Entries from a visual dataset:
═══
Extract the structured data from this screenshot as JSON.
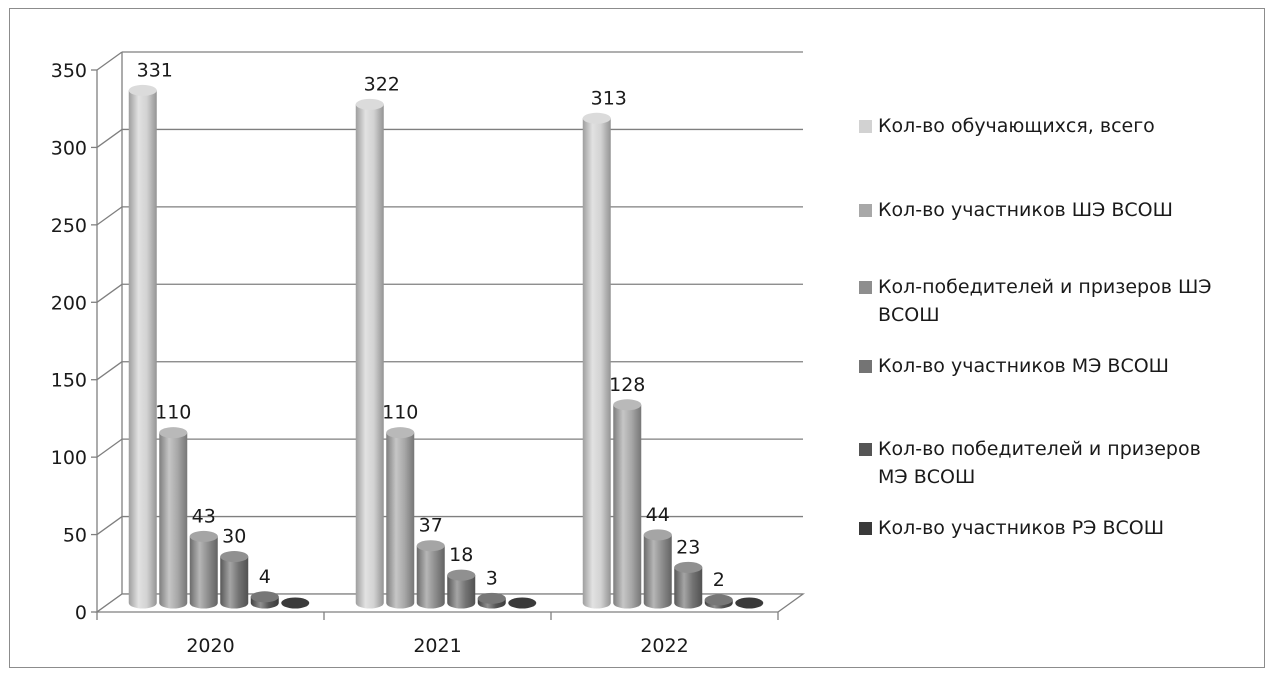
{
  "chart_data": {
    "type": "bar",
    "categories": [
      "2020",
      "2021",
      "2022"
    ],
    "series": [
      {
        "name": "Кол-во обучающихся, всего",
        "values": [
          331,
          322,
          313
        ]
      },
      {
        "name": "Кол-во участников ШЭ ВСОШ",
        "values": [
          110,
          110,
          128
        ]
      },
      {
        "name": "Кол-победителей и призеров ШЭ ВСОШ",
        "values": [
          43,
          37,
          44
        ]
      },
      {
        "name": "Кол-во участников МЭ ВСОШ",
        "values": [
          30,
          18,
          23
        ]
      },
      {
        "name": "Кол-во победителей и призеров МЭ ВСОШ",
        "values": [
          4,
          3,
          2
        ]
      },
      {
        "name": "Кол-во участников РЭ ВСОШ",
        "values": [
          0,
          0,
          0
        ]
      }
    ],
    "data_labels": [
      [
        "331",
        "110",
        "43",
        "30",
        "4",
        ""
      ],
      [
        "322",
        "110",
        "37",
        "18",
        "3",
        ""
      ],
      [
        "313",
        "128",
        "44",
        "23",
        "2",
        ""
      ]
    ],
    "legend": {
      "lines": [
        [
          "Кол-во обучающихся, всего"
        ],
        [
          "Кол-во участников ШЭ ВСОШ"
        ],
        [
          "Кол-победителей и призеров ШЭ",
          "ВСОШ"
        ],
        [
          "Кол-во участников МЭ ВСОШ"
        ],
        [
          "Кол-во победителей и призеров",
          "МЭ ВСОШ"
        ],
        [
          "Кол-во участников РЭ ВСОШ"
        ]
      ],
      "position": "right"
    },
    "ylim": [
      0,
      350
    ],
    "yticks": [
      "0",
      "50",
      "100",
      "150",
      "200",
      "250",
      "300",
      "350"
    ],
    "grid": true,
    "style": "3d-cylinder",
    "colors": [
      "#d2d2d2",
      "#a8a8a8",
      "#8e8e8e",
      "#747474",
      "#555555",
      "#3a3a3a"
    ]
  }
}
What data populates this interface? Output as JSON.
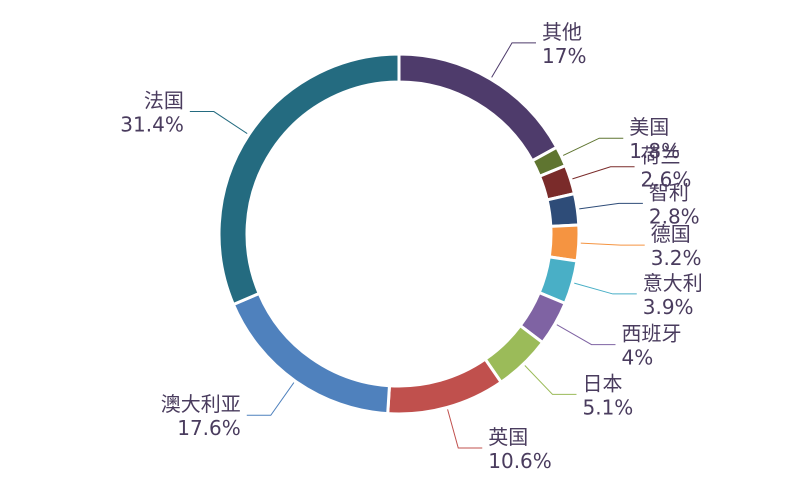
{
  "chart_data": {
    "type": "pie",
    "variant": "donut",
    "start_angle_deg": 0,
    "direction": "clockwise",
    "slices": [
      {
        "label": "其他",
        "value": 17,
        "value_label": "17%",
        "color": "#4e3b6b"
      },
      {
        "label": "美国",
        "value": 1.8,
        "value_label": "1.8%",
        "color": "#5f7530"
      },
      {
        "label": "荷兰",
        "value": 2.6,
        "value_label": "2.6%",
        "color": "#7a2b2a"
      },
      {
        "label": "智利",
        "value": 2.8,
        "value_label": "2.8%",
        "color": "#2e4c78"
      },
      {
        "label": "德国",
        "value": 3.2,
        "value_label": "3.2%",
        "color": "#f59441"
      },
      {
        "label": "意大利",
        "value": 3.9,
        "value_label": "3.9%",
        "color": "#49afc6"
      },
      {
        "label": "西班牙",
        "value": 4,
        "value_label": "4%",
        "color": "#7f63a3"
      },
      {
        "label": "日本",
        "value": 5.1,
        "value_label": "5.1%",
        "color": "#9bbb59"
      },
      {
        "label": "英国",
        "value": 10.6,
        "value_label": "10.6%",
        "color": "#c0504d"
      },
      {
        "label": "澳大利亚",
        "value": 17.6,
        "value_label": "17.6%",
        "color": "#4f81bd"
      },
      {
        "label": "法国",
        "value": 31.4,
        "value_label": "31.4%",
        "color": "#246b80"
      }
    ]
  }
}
═══
Search the records above for "обучающихся". Copy each line where it is found.

        "name": "Кол-во обучающихся, всего",
          "Кол-во обучающихся, всего"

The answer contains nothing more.